== Required task ==
Your task is to give the data again, exactly, with every line intact.

== Data in this exercise ==
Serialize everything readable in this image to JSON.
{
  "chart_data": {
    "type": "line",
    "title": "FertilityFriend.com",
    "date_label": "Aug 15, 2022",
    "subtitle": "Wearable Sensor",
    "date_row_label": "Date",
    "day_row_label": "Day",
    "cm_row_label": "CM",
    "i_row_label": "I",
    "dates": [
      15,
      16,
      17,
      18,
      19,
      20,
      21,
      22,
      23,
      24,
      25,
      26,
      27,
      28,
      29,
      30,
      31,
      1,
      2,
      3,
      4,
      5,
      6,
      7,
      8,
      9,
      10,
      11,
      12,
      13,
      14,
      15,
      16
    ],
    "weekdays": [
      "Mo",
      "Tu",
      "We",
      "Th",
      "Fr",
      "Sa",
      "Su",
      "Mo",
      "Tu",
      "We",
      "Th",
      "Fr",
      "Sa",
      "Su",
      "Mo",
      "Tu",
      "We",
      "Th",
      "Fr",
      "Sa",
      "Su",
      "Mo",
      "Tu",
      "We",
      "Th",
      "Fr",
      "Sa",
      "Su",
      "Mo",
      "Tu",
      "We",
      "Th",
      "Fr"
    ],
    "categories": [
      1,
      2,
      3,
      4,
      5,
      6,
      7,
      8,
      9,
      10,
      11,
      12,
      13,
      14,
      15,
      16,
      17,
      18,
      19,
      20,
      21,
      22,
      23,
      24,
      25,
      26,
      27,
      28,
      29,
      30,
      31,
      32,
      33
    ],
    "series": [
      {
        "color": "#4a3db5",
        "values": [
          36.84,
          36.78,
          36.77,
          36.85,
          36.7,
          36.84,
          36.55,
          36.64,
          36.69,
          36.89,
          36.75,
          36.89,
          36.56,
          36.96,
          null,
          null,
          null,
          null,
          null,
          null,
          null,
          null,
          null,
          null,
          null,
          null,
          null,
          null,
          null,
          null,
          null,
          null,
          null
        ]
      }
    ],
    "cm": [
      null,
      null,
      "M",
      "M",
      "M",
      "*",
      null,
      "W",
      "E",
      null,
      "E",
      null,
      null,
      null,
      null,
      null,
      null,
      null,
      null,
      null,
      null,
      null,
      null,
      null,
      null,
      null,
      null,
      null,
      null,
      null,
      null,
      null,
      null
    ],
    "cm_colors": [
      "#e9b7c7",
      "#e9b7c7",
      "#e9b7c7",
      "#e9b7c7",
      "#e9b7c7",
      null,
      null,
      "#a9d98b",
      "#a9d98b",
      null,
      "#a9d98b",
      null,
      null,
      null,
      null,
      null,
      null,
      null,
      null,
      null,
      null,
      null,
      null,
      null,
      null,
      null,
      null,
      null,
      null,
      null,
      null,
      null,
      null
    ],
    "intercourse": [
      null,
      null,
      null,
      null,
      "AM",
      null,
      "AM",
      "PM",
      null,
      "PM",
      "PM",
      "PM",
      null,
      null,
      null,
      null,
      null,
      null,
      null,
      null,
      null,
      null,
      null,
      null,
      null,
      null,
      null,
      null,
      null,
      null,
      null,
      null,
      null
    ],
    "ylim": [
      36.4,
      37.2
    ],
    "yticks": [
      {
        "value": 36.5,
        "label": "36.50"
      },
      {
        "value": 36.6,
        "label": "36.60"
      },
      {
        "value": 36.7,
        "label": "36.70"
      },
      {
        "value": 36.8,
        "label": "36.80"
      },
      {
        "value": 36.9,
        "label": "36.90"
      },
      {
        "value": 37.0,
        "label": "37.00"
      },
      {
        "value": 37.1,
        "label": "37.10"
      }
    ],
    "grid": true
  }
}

== The solution ==
Serialize everything readable in this image to JSON.
{
  "chart_data": {
    "type": "line",
    "title": "FertilityFriend.com",
    "date_label": "Aug 15, 2022",
    "subtitle": "Wearable Sensor",
    "date_row_label": "Date",
    "day_row_label": "Day",
    "cm_row_label": "CM",
    "i_row_label": "I",
    "dates": [
      15,
      16,
      17,
      18,
      19,
      20,
      21,
      22,
      23,
      24,
      25,
      26,
      27,
      28,
      29,
      30,
      31,
      1,
      2,
      3,
      4,
      5,
      6,
      7,
      8,
      9,
      10,
      11,
      12,
      13,
      14,
      15,
      16
    ],
    "weekdays": [
      "Mo",
      "Tu",
      "We",
      "Th",
      "Fr",
      "Sa",
      "Su",
      "Mo",
      "Tu",
      "We",
      "Th",
      "Fr",
      "Sa",
      "Su",
      "Mo",
      "Tu",
      "We",
      "Th",
      "Fr",
      "Sa",
      "Su",
      "Mo",
      "Tu",
      "We",
      "Th",
      "Fr",
      "Sa",
      "Su",
      "Mo",
      "Tu",
      "We",
      "Th",
      "Fr"
    ],
    "categories": [
      1,
      2,
      3,
      4,
      5,
      6,
      7,
      8,
      9,
      10,
      11,
      12,
      13,
      14,
      15,
      16,
      17,
      18,
      19,
      20,
      21,
      22,
      23,
      24,
      25,
      26,
      27,
      28,
      29,
      30,
      31,
      32,
      33
    ],
    "series": [
      {
        "color": "#4a3db5",
        "values": [
          36.84,
          36.78,
          36.77,
          36.85,
          36.7,
          36.84,
          36.55,
          36.64,
          36.69,
          36.89,
          36.75,
          36.89,
          36.56,
          36.96,
          null,
          null,
          null,
          null,
          null,
          null,
          null,
          null,
          null,
          null,
          null,
          null,
          null,
          null,
          null,
          null,
          null,
          null,
          null
        ]
      }
    ],
    "cm": [
      null,
      null,
      "M",
      "M",
      "M",
      "*",
      null,
      "W",
      "E",
      null,
      "E",
      null,
      null,
      null,
      null,
      null,
      null,
      null,
      null,
      null,
      null,
      null,
      null,
      null,
      null,
      null,
      null,
      null,
      null,
      null,
      null,
      null,
      null
    ],
    "cm_colors": [
      "#e9b7c7",
      "#e9b7c7",
      "#e9b7c7",
      "#e9b7c7",
      "#e9b7c7",
      null,
      null,
      "#a9d98b",
      "#a9d98b",
      null,
      "#a9d98b",
      null,
      null,
      null,
      null,
      null,
      null,
      null,
      null,
      null,
      null,
      null,
      null,
      null,
      null,
      null,
      null,
      null,
      null,
      null,
      null,
      null,
      null
    ],
    "intercourse": [
      null,
      null,
      null,
      null,
      "AM",
      null,
      "AM",
      "PM",
      null,
      "PM",
      "PM",
      "PM",
      null,
      null,
      null,
      null,
      null,
      null,
      null,
      null,
      null,
      null,
      null,
      null,
      null,
      null,
      null,
      null,
      null,
      null,
      null,
      null,
      null
    ],
    "ylim": [
      36.4,
      37.2
    ],
    "yticks": [
      {
        "value": 36.5,
        "label": "36.50"
      },
      {
        "value": 36.6,
        "label": "36.60"
      },
      {
        "value": 36.7,
        "label": "36.70"
      },
      {
        "value": 36.8,
        "label": "36.80"
      },
      {
        "value": 36.9,
        "label": "36.90"
      },
      {
        "value": 37.0,
        "label": "37.00"
      },
      {
        "value": 37.1,
        "label": "37.10"
      }
    ],
    "grid": true
  }
}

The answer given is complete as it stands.